++++ TASK MATERIAL
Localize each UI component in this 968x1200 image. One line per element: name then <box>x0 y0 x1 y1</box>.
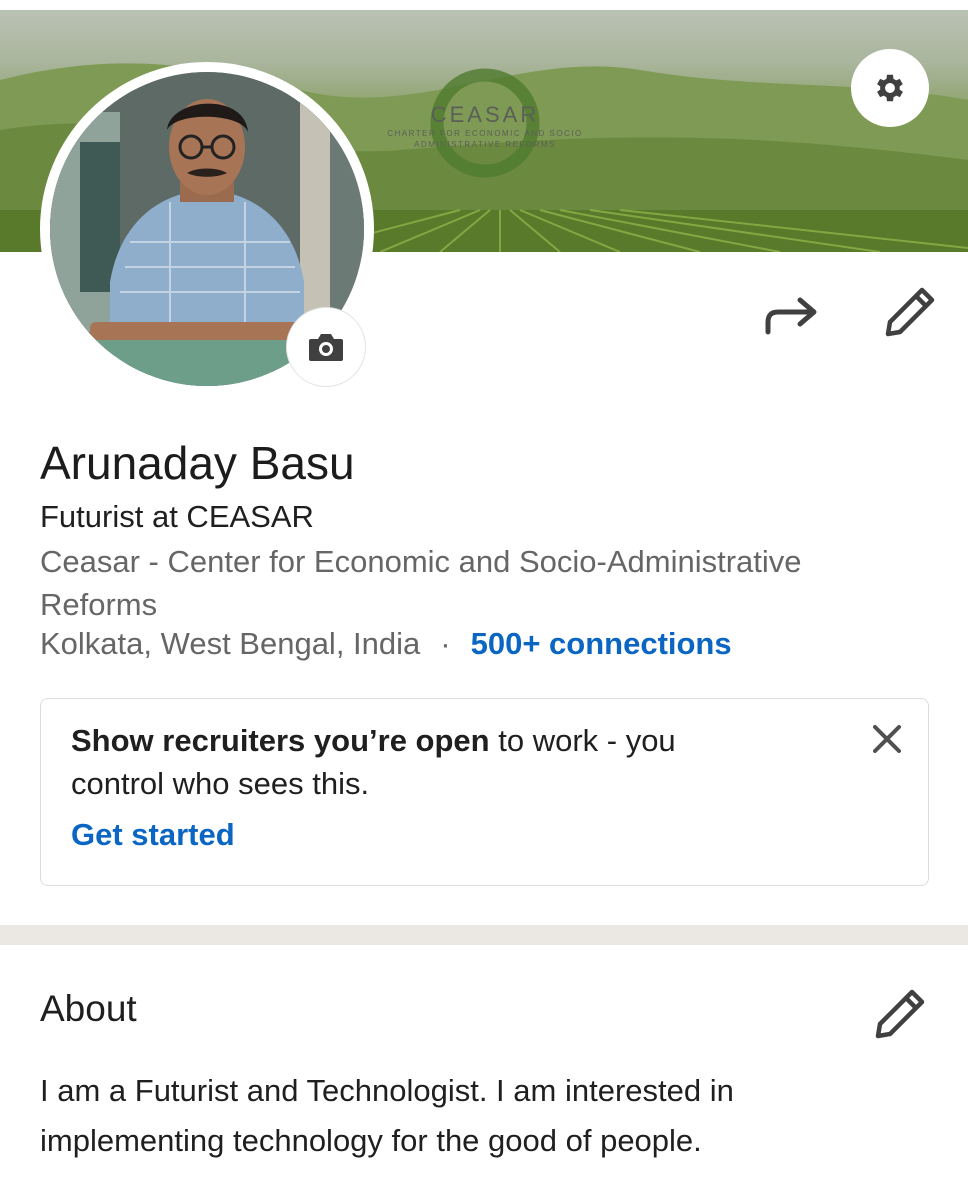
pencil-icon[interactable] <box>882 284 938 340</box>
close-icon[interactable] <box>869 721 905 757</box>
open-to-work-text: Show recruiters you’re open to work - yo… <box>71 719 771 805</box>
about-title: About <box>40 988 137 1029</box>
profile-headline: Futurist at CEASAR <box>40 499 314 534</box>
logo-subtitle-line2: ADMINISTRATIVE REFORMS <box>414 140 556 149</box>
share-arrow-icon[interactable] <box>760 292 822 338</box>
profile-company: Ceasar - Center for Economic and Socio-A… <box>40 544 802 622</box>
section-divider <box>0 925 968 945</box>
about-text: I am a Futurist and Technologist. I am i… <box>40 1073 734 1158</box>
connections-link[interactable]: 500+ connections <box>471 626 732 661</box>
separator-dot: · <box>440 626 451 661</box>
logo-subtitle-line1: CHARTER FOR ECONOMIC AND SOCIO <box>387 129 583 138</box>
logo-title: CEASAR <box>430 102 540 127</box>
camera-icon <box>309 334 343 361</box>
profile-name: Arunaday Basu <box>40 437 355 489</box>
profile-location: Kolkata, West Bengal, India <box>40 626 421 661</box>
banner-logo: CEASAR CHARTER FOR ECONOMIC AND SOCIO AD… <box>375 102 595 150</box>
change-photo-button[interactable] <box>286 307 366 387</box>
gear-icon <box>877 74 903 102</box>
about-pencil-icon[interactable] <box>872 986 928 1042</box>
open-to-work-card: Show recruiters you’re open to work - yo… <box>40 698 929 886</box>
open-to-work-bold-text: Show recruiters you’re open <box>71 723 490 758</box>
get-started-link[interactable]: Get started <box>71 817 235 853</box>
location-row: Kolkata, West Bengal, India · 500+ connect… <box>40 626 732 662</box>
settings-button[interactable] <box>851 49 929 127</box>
++++++++
++++ TASK MATERIAL
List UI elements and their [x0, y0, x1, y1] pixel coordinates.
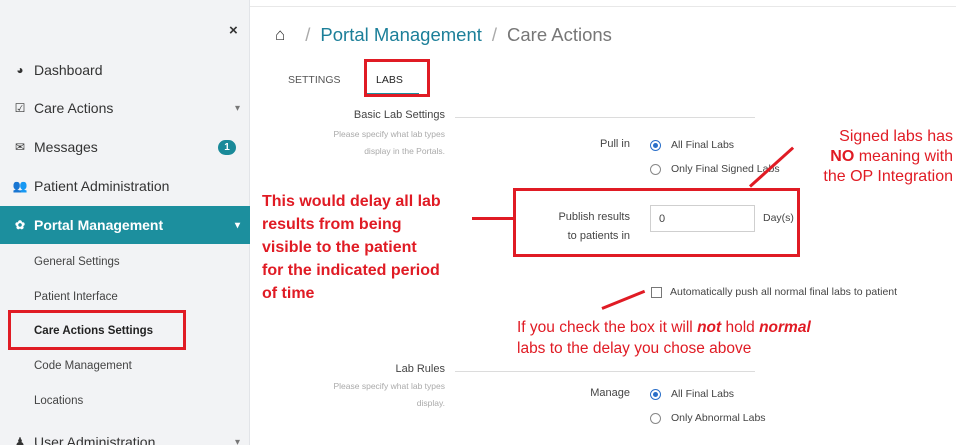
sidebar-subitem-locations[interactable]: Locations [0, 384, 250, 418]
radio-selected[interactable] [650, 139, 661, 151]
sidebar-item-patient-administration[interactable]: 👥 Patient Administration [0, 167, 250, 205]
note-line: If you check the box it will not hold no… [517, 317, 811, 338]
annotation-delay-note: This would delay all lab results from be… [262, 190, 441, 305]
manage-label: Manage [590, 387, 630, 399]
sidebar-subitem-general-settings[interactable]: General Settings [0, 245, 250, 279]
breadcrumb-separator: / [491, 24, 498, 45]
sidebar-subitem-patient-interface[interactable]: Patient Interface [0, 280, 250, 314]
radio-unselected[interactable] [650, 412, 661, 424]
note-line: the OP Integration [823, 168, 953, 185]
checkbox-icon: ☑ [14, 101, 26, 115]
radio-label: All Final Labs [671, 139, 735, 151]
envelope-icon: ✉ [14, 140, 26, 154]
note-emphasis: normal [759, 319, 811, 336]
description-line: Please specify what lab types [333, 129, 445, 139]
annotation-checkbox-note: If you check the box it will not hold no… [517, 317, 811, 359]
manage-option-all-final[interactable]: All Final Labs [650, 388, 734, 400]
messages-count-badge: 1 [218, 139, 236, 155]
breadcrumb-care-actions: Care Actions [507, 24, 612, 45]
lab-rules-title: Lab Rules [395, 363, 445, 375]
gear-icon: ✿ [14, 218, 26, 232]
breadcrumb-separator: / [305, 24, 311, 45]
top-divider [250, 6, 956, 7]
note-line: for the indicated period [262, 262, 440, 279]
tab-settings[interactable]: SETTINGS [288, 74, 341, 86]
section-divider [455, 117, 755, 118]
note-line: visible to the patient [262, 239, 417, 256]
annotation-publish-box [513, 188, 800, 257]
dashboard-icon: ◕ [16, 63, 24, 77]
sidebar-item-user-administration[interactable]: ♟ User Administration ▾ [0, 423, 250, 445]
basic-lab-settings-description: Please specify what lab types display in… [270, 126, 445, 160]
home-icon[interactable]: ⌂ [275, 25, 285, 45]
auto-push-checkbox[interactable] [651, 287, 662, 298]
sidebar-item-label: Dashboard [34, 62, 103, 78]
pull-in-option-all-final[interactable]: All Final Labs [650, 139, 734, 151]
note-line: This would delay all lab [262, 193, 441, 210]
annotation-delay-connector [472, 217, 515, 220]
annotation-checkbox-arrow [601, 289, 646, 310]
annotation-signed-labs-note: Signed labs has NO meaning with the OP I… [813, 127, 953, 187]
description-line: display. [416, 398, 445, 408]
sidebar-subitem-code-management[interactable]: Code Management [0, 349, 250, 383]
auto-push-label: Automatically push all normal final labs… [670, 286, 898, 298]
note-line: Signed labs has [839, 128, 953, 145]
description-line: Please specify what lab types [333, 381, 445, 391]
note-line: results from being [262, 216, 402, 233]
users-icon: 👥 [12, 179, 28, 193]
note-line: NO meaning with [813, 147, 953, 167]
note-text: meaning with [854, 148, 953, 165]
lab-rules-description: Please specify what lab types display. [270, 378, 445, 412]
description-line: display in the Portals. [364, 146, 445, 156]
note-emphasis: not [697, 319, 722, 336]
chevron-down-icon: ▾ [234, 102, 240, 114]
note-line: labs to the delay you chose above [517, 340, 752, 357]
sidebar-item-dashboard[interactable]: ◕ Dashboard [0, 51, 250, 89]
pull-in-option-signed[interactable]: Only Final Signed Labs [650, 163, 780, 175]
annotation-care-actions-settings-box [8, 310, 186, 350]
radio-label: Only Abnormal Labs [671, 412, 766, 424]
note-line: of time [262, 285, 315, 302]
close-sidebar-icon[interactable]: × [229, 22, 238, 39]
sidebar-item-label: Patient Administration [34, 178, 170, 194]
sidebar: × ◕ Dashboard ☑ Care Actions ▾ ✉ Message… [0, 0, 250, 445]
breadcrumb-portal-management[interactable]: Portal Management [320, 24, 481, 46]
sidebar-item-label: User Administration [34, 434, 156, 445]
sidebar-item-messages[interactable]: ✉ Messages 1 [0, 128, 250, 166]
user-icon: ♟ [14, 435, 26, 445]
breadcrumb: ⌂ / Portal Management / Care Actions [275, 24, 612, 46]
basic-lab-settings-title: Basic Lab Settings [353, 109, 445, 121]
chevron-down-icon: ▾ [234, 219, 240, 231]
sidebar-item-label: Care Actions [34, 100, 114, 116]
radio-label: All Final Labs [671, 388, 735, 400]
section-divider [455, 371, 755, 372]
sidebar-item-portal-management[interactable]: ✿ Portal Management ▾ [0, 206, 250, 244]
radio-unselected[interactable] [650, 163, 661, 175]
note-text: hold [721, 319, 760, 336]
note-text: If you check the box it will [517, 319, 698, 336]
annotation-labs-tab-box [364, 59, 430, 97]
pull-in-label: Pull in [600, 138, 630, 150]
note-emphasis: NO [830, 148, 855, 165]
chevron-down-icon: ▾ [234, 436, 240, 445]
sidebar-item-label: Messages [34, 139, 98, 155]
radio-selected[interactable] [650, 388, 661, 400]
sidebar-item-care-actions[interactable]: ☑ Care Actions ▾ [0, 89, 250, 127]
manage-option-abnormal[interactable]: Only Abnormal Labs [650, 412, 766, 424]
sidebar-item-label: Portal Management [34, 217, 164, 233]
++++++++
- _WHAT IS REQUIRED_
List every row above that contains the string "about", copying each such row in full. Case counts when matching.

- _COMPLETE RESPONSE_
about-title: About <box>40 988 137 1029</box>
about-text: I am a Futurist and Technologist. I am i… <box>40 1073 734 1158</box>
about-pencil-icon[interactable] <box>872 986 928 1042</box>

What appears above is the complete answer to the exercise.